AUFGABENSTELLUNG: Gib den Abschnitt über das Castello in Prarolo wörtlich wieder, und zwar von "Gemeinden des Gebiets" bis einschließlich "reich bestückt wurde.".

VORLIEGENDER TEXT:
________________________________________

Gemeinden des Gebiets

Prarolo

Die Benediktinermönche ließen ein Castello erbauen (zwischen 1142 und 1398), das in weiterer Folge von Federigo Borromeo reich bestückt wurde.

In seinen Grundzügen ist es mit den zwei äußeren zylindrischen Ecktürmen typisch piemontesisch. Aber er hatte wohl mehr eine landwirtschaftliche Funktion, als dass es dem Militär oder zur Verteidigung diente. Das Castello gipfelt in einem unabhängigen viereckigen Turm, auf den zwei spitze Türmchen aufgesetzt sind.

________________________________________

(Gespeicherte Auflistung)
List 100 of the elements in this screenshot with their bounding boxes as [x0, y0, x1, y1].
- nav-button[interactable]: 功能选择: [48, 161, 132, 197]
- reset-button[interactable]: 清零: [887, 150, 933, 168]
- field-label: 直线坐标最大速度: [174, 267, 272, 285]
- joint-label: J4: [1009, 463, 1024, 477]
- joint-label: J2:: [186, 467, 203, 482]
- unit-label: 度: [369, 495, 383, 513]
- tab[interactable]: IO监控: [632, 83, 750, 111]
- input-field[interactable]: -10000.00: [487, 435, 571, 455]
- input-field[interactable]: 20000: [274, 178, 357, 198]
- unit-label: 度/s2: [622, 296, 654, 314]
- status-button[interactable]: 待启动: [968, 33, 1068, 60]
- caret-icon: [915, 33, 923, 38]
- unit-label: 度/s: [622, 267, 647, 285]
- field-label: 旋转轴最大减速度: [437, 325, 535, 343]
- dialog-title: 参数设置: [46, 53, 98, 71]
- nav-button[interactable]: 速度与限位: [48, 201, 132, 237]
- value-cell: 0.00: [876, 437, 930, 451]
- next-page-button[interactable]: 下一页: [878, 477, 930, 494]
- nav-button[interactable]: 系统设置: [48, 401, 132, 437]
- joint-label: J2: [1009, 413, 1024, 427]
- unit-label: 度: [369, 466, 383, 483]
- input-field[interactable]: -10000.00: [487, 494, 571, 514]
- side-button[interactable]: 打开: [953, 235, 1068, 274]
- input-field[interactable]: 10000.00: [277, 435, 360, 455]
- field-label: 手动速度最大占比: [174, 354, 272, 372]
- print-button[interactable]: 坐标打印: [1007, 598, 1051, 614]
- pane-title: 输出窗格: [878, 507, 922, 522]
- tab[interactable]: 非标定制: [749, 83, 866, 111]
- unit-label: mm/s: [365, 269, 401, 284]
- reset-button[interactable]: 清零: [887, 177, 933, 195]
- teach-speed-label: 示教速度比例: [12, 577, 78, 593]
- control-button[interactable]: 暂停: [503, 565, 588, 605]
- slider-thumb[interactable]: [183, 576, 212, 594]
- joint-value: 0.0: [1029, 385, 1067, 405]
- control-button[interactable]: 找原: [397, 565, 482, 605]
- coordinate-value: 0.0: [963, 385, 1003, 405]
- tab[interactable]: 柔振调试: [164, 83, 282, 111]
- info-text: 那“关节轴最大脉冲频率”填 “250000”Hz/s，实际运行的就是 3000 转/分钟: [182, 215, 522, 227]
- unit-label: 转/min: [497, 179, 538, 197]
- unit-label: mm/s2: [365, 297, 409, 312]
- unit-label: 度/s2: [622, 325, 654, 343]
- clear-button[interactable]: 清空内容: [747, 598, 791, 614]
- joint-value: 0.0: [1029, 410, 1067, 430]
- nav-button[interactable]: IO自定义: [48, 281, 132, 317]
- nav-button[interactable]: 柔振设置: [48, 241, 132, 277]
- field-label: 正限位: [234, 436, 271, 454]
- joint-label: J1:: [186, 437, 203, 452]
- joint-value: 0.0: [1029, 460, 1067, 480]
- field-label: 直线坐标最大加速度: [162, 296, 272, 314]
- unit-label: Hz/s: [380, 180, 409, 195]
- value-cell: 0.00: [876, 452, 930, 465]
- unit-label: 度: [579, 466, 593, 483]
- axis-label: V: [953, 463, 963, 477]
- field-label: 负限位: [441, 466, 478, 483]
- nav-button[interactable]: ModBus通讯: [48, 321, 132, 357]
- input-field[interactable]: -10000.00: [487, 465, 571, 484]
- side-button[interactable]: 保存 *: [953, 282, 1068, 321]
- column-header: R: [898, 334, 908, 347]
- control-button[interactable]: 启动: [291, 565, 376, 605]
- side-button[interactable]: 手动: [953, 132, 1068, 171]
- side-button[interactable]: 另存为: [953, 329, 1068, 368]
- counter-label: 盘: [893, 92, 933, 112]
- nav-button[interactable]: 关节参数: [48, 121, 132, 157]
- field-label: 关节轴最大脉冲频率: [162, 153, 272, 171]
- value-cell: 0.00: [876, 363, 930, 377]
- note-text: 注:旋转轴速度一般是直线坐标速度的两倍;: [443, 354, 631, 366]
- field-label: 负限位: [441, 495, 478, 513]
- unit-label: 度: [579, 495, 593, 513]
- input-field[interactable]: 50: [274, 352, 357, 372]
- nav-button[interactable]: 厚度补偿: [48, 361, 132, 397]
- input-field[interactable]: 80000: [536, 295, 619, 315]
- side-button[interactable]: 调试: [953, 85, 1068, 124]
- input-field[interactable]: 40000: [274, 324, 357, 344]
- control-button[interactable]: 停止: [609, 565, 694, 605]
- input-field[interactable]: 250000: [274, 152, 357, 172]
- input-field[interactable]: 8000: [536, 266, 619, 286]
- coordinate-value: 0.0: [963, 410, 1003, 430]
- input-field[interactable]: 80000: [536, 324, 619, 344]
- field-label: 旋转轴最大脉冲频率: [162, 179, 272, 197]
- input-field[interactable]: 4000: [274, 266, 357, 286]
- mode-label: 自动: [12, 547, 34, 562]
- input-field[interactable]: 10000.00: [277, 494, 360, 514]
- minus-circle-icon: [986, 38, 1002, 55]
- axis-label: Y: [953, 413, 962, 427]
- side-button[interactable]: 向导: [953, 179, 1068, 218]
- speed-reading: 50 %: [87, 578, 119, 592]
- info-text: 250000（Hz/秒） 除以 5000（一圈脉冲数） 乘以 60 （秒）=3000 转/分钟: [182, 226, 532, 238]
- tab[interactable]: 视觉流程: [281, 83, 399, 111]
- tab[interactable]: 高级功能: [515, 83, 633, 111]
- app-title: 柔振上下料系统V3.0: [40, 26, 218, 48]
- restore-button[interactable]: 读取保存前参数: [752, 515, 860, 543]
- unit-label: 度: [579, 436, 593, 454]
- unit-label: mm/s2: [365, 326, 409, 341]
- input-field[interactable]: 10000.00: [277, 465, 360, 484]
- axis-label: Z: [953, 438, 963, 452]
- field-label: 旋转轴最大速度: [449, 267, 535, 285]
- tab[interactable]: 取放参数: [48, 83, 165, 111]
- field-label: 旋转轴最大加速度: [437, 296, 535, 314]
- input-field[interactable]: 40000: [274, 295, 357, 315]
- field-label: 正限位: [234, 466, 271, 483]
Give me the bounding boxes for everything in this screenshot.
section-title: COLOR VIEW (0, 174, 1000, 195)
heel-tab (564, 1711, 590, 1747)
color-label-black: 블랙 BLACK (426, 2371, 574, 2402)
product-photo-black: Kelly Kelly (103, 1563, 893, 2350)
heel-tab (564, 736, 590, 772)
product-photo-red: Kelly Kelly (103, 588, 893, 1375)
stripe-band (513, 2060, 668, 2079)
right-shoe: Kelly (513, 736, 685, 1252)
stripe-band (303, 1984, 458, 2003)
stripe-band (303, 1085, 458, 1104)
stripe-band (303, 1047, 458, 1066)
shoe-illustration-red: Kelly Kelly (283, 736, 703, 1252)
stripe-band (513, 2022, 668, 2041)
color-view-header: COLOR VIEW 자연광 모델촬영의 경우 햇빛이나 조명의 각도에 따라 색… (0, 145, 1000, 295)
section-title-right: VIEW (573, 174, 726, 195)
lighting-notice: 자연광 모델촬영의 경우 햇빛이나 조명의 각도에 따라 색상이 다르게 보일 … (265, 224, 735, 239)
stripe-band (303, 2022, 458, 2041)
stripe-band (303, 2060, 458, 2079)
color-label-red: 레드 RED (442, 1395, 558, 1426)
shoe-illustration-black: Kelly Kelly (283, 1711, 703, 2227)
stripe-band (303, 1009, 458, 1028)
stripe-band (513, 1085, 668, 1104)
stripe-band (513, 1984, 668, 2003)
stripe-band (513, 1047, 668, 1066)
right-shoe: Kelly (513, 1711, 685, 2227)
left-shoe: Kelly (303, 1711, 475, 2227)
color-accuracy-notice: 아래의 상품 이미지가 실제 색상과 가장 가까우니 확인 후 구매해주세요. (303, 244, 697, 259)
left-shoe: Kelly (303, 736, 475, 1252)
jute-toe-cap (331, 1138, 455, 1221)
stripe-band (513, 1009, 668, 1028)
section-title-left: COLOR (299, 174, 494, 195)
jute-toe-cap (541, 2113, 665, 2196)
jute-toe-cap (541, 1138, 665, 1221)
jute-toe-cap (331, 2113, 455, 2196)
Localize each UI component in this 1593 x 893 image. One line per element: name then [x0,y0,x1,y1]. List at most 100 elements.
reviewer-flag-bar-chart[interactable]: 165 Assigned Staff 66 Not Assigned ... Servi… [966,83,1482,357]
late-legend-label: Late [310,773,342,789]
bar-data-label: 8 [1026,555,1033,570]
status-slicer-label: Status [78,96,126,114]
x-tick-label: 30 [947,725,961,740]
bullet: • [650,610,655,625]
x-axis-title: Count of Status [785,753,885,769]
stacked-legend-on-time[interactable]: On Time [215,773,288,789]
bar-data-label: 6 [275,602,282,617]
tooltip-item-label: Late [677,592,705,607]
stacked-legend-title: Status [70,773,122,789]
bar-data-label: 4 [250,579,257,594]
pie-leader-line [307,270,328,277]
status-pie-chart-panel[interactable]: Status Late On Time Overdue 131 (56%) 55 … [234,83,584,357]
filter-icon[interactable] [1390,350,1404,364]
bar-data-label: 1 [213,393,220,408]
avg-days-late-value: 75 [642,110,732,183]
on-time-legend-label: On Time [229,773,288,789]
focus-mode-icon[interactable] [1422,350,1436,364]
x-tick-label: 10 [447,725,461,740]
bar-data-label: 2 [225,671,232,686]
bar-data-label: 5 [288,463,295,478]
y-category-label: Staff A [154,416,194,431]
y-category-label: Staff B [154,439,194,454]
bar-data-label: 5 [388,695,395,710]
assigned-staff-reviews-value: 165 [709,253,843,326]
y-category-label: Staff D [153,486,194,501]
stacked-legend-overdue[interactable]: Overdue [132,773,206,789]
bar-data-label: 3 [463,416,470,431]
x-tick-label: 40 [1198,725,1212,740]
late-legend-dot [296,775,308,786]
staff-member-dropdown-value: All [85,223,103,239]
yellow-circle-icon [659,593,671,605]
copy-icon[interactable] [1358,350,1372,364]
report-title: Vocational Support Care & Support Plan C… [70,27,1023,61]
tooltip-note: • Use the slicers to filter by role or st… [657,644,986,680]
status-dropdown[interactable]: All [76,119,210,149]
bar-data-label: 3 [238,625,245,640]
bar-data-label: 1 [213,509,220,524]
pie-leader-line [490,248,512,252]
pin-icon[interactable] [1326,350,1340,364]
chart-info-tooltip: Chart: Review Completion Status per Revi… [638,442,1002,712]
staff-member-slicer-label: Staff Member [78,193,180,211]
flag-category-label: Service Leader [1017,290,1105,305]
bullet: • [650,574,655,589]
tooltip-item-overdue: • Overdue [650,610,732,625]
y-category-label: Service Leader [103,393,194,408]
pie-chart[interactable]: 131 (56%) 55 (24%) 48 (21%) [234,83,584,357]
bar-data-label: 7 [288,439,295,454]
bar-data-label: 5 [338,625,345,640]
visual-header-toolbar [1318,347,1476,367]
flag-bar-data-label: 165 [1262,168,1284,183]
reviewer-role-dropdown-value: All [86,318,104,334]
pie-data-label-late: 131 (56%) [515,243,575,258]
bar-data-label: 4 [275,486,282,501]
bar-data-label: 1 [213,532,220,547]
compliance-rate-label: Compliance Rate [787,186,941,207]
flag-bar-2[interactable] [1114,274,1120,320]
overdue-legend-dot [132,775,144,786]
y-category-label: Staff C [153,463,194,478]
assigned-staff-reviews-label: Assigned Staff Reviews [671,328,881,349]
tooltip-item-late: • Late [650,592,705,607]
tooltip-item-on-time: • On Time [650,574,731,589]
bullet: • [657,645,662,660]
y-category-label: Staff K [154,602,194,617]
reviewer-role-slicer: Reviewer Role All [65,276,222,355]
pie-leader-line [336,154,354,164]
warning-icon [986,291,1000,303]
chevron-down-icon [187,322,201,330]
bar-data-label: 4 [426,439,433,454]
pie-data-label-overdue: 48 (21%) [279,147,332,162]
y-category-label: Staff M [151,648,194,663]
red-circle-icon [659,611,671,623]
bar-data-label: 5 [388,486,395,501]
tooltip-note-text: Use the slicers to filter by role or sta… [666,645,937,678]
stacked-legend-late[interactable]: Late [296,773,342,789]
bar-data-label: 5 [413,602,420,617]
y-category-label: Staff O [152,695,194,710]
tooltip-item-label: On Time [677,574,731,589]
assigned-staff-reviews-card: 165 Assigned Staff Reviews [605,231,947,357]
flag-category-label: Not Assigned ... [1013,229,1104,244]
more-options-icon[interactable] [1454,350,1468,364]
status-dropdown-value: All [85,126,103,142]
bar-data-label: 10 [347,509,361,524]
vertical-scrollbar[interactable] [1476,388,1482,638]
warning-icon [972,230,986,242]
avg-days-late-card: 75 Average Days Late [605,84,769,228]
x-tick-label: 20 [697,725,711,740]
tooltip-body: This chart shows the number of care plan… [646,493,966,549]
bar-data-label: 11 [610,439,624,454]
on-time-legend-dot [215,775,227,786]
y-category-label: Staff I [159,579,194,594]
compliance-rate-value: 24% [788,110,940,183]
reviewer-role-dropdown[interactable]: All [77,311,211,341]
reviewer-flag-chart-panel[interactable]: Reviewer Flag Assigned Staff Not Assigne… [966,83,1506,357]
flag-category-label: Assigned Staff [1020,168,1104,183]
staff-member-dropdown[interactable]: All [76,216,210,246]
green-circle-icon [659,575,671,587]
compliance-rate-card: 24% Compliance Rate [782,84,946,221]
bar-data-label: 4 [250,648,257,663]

________________________________________

ANTWORT:
Gemeinden des Gebiets

Prarolo

Die Benediktinermönche ließen ein Castello erbauen (zwischen 1142 und 1398), das in weiterer Folge von Federigo Borromeo reich bestückt wurde.